__WHAT IS REQUIRED__.
Each entry below is to be written out exactly, and the pictures are to be left out.

# # #

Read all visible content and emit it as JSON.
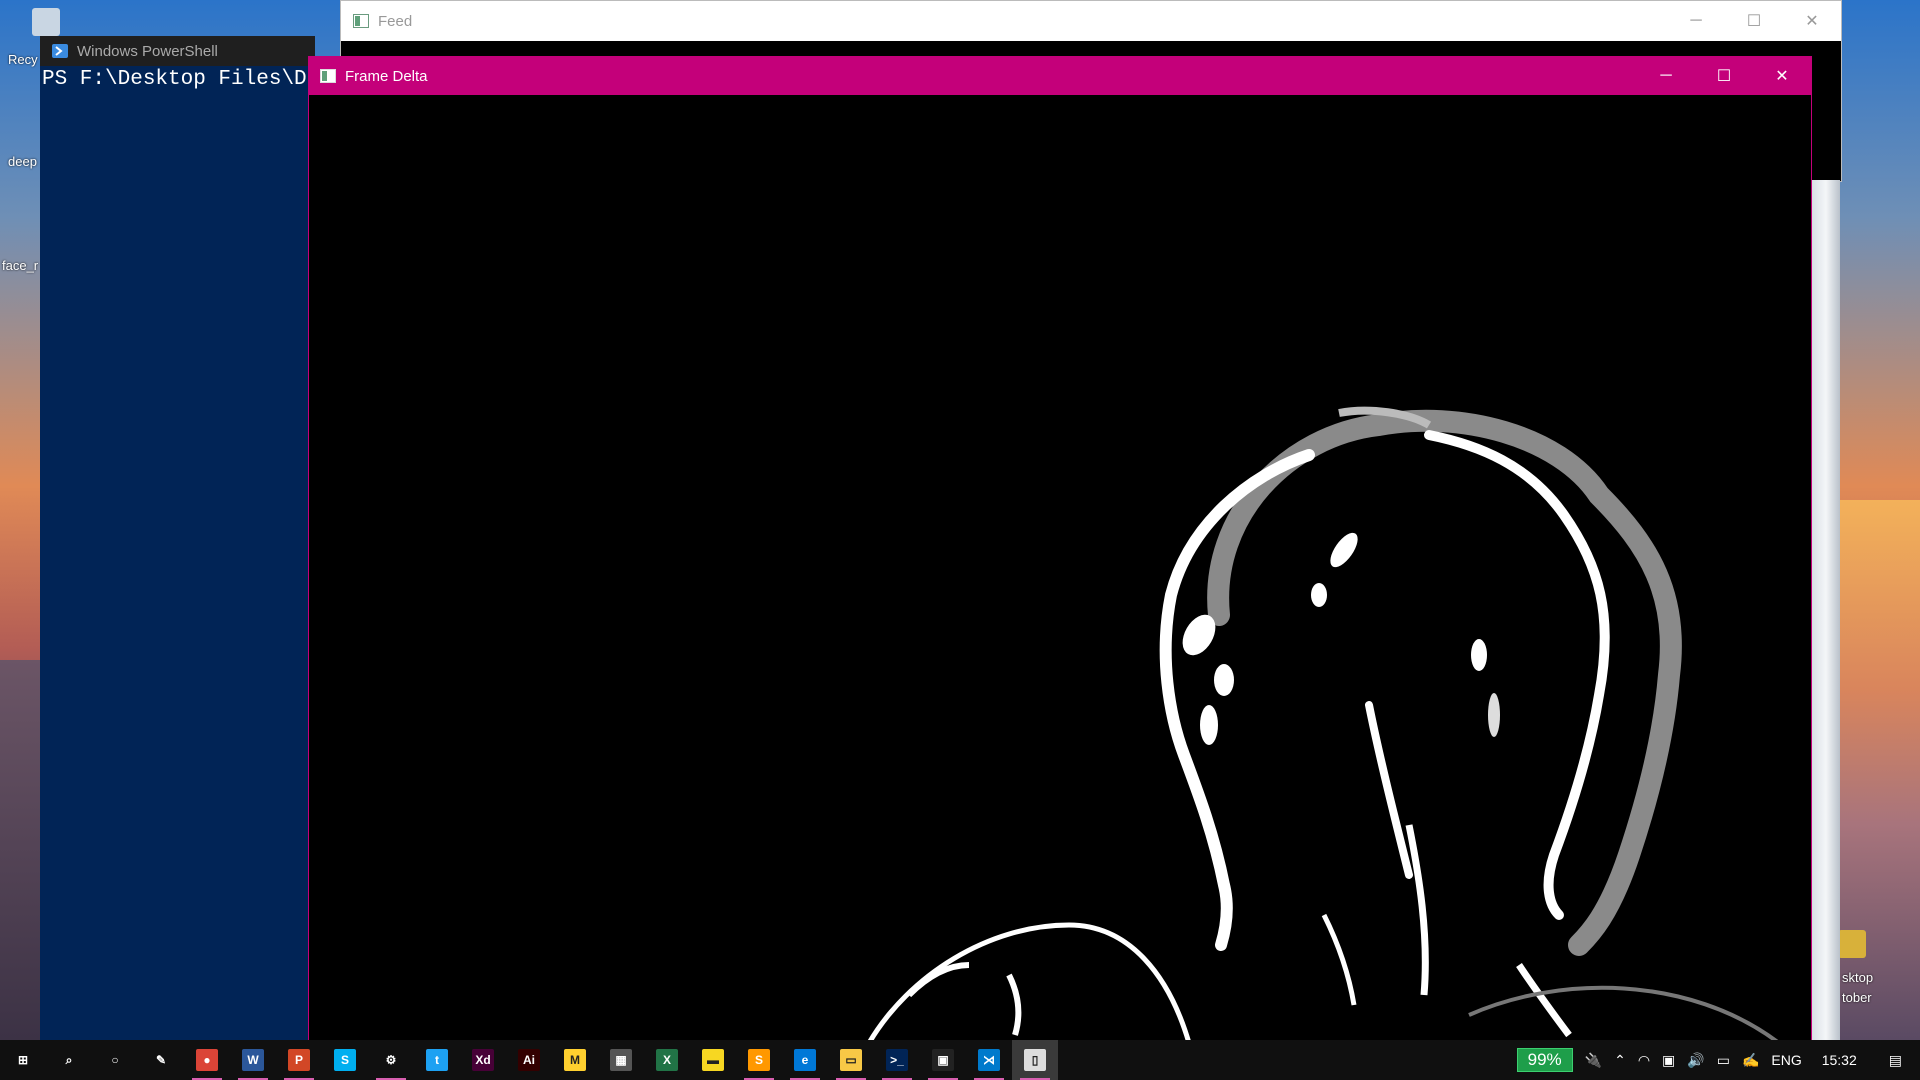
{
  "desktop": {
    "icons_left": [
      "Recy",
      "deep",
      "face_r"
    ],
    "icon_right_label_1": "sktop",
    "icon_right_label_2": "tober"
  },
  "feed_window": {
    "title": "Feed",
    "minimize": "─",
    "maximize": "☐",
    "close": "✕"
  },
  "powershell_window": {
    "title": "Windows PowerShell",
    "console_line": "PS F:\\Desktop Files\\Dra"
  },
  "frame_delta_window": {
    "title": "Frame Delta",
    "minimize": "─",
    "maximize": "☐",
    "close": "✕",
    "accent_color": "#c4007a"
  },
  "taskbar": {
    "apps": [
      {
        "name": "start",
        "icon": "windows-icon",
        "glyph": "⊞",
        "color": "#101010"
      },
      {
        "name": "search",
        "icon": "search-icon",
        "glyph": "⌕",
        "color": "#101010"
      },
      {
        "name": "cortana",
        "icon": "cortana-icon",
        "glyph": "○",
        "color": "#101010"
      },
      {
        "name": "pen",
        "icon": "pen-icon",
        "glyph": "✎",
        "color": "#101010"
      },
      {
        "name": "chrome",
        "icon": "chrome-icon",
        "glyph": "●",
        "color": "#db4437"
      },
      {
        "name": "word",
        "icon": "word-icon",
        "glyph": "W",
        "color": "#2b579a"
      },
      {
        "name": "powerpoint",
        "icon": "powerpoint-icon",
        "glyph": "P",
        "color": "#d24726"
      },
      {
        "name": "skype",
        "icon": "skype-icon",
        "glyph": "S",
        "color": "#00aff0"
      },
      {
        "name": "settings",
        "icon": "gear-icon",
        "glyph": "⚙",
        "color": "#101010"
      },
      {
        "name": "twitter",
        "icon": "twitter-icon",
        "glyph": "t",
        "color": "#1da1f2"
      },
      {
        "name": "adobe-xd",
        "icon": "xd-icon",
        "glyph": "Xd",
        "color": "#470137"
      },
      {
        "name": "illustrator",
        "icon": "illustrator-icon",
        "glyph": "Ai",
        "color": "#330000"
      },
      {
        "name": "miro",
        "icon": "miro-icon",
        "glyph": "M",
        "color": "#ffd02f"
      },
      {
        "name": "calculator",
        "icon": "calculator-icon",
        "glyph": "▦",
        "color": "#555555"
      },
      {
        "name": "excel",
        "icon": "excel-icon",
        "glyph": "X",
        "color": "#217346"
      },
      {
        "name": "sticky-notes",
        "icon": "sticky-notes-icon",
        "glyph": "▬",
        "color": "#f7d722"
      },
      {
        "name": "sublime",
        "icon": "sublime-icon",
        "glyph": "S",
        "color": "#ff9800"
      },
      {
        "name": "edge",
        "icon": "edge-icon",
        "glyph": "e",
        "color": "#0078d7"
      },
      {
        "name": "file-explorer",
        "icon": "folder-icon",
        "glyph": "▭",
        "color": "#f8c846"
      },
      {
        "name": "powershell",
        "icon": "powershell-icon",
        "glyph": ">_",
        "color": "#012456"
      },
      {
        "name": "terminal",
        "icon": "terminal-icon",
        "glyph": "▣",
        "color": "#222222"
      },
      {
        "name": "vscode",
        "icon": "vscode-icon",
        "glyph": "⋊",
        "color": "#007acc"
      },
      {
        "name": "document",
        "icon": "document-icon",
        "glyph": "▯",
        "color": "#dddddd"
      }
    ],
    "tray": {
      "battery_percent": "99%",
      "language": "ENG",
      "time": "15:32"
    }
  }
}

# # #

__EXERCISE ANSWER__.
Read all visible content and emit it as JSON.
{
  "desktop": {
    "icons_left": [
      "Recy",
      "deep",
      "face_r"
    ],
    "icon_right_label_1": "sktop",
    "icon_right_label_2": "tober"
  },
  "feed_window": {
    "title": "Feed",
    "minimize": "─",
    "maximize": "☐",
    "close": "✕"
  },
  "powershell_window": {
    "title": "Windows PowerShell",
    "console_line": "PS F:\\Desktop Files\\Dra"
  },
  "frame_delta_window": {
    "title": "Frame Delta",
    "minimize": "─",
    "maximize": "☐",
    "close": "✕",
    "accent_color": "#c4007a"
  },
  "taskbar": {
    "apps": [
      {
        "name": "start",
        "icon": "windows-icon",
        "glyph": "⊞",
        "color": "#101010"
      },
      {
        "name": "search",
        "icon": "search-icon",
        "glyph": "⌕",
        "color": "#101010"
      },
      {
        "name": "cortana",
        "icon": "cortana-icon",
        "glyph": "○",
        "color": "#101010"
      },
      {
        "name": "pen",
        "icon": "pen-icon",
        "glyph": "✎",
        "color": "#101010"
      },
      {
        "name": "chrome",
        "icon": "chrome-icon",
        "glyph": "●",
        "color": "#db4437"
      },
      {
        "name": "word",
        "icon": "word-icon",
        "glyph": "W",
        "color": "#2b579a"
      },
      {
        "name": "powerpoint",
        "icon": "powerpoint-icon",
        "glyph": "P",
        "color": "#d24726"
      },
      {
        "name": "skype",
        "icon": "skype-icon",
        "glyph": "S",
        "color": "#00aff0"
      },
      {
        "name": "settings",
        "icon": "gear-icon",
        "glyph": "⚙",
        "color": "#101010"
      },
      {
        "name": "twitter",
        "icon": "twitter-icon",
        "glyph": "t",
        "color": "#1da1f2"
      },
      {
        "name": "adobe-xd",
        "icon": "xd-icon",
        "glyph": "Xd",
        "color": "#470137"
      },
      {
        "name": "illustrator",
        "icon": "illustrator-icon",
        "glyph": "Ai",
        "color": "#330000"
      },
      {
        "name": "miro",
        "icon": "miro-icon",
        "glyph": "M",
        "color": "#ffd02f"
      },
      {
        "name": "calculator",
        "icon": "calculator-icon",
        "glyph": "▦",
        "color": "#555555"
      },
      {
        "name": "excel",
        "icon": "excel-icon",
        "glyph": "X",
        "color": "#217346"
      },
      {
        "name": "sticky-notes",
        "icon": "sticky-notes-icon",
        "glyph": "▬",
        "color": "#f7d722"
      },
      {
        "name": "sublime",
        "icon": "sublime-icon",
        "glyph": "S",
        "color": "#ff9800"
      },
      {
        "name": "edge",
        "icon": "edge-icon",
        "glyph": "e",
        "color": "#0078d7"
      },
      {
        "name": "file-explorer",
        "icon": "folder-icon",
        "glyph": "▭",
        "color": "#f8c846"
      },
      {
        "name": "powershell",
        "icon": "powershell-icon",
        "glyph": ">_",
        "color": "#012456"
      },
      {
        "name": "terminal",
        "icon": "terminal-icon",
        "glyph": "▣",
        "color": "#222222"
      },
      {
        "name": "vscode",
        "icon": "vscode-icon",
        "glyph": "⋊",
        "color": "#007acc"
      },
      {
        "name": "document",
        "icon": "document-icon",
        "glyph": "▯",
        "color": "#dddddd"
      }
    ],
    "tray": {
      "battery_percent": "99%",
      "language": "ENG",
      "time": "15:32"
    }
  }
}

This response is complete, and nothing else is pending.